>> start

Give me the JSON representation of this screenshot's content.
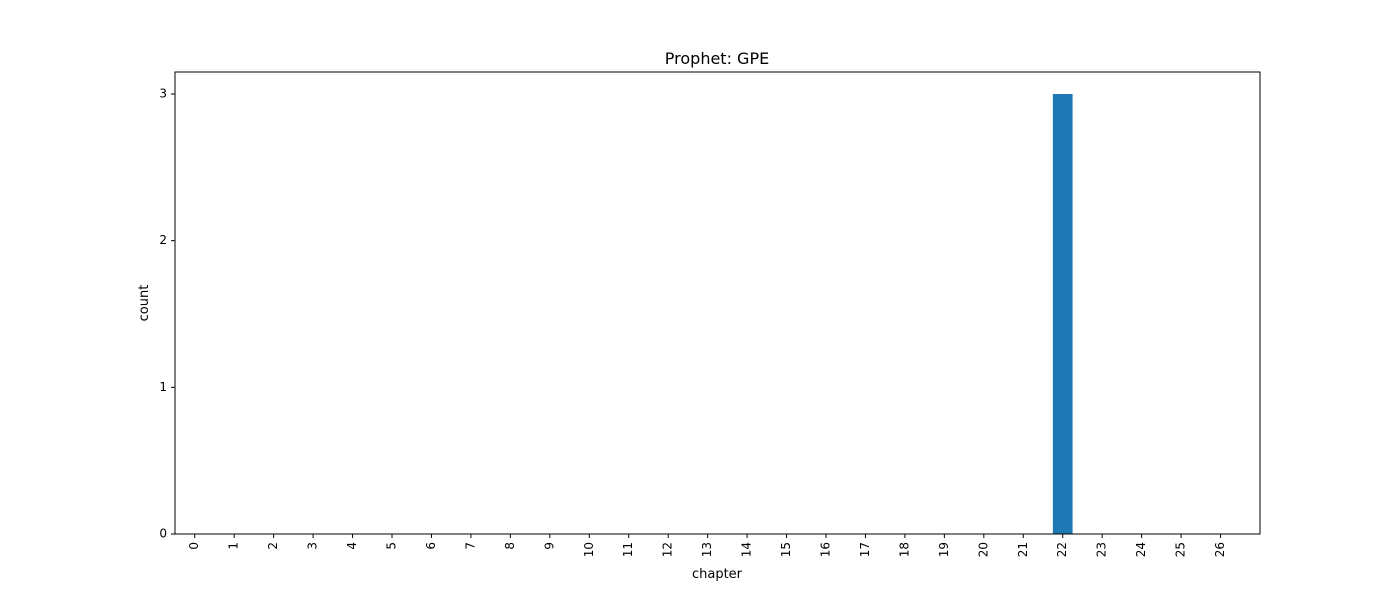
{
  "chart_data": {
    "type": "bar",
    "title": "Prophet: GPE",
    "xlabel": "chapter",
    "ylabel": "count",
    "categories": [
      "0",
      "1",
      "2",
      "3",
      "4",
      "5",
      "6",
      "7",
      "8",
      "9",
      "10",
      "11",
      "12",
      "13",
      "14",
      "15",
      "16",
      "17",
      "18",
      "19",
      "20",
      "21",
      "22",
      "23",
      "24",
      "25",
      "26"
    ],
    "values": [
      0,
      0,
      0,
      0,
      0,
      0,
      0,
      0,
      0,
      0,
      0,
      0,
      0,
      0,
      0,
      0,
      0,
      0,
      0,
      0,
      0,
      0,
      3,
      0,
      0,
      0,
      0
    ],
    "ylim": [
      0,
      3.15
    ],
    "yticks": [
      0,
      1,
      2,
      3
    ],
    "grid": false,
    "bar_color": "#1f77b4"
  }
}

>> end

**What to work on:** Leave the pictures out, and print every line of the listing exactly as written.

**Response to this task:**
Give me the JSON representation of this screenshot's content.
{
  "chart_data": {
    "type": "bar",
    "title": "Prophet: GPE",
    "xlabel": "chapter",
    "ylabel": "count",
    "categories": [
      "0",
      "1",
      "2",
      "3",
      "4",
      "5",
      "6",
      "7",
      "8",
      "9",
      "10",
      "11",
      "12",
      "13",
      "14",
      "15",
      "16",
      "17",
      "18",
      "19",
      "20",
      "21",
      "22",
      "23",
      "24",
      "25",
      "26"
    ],
    "values": [
      0,
      0,
      0,
      0,
      0,
      0,
      0,
      0,
      0,
      0,
      0,
      0,
      0,
      0,
      0,
      0,
      0,
      0,
      0,
      0,
      0,
      0,
      3,
      0,
      0,
      0,
      0
    ],
    "ylim": [
      0,
      3.15
    ],
    "yticks": [
      0,
      1,
      2,
      3
    ],
    "grid": false,
    "bar_color": "#1f77b4"
  }
}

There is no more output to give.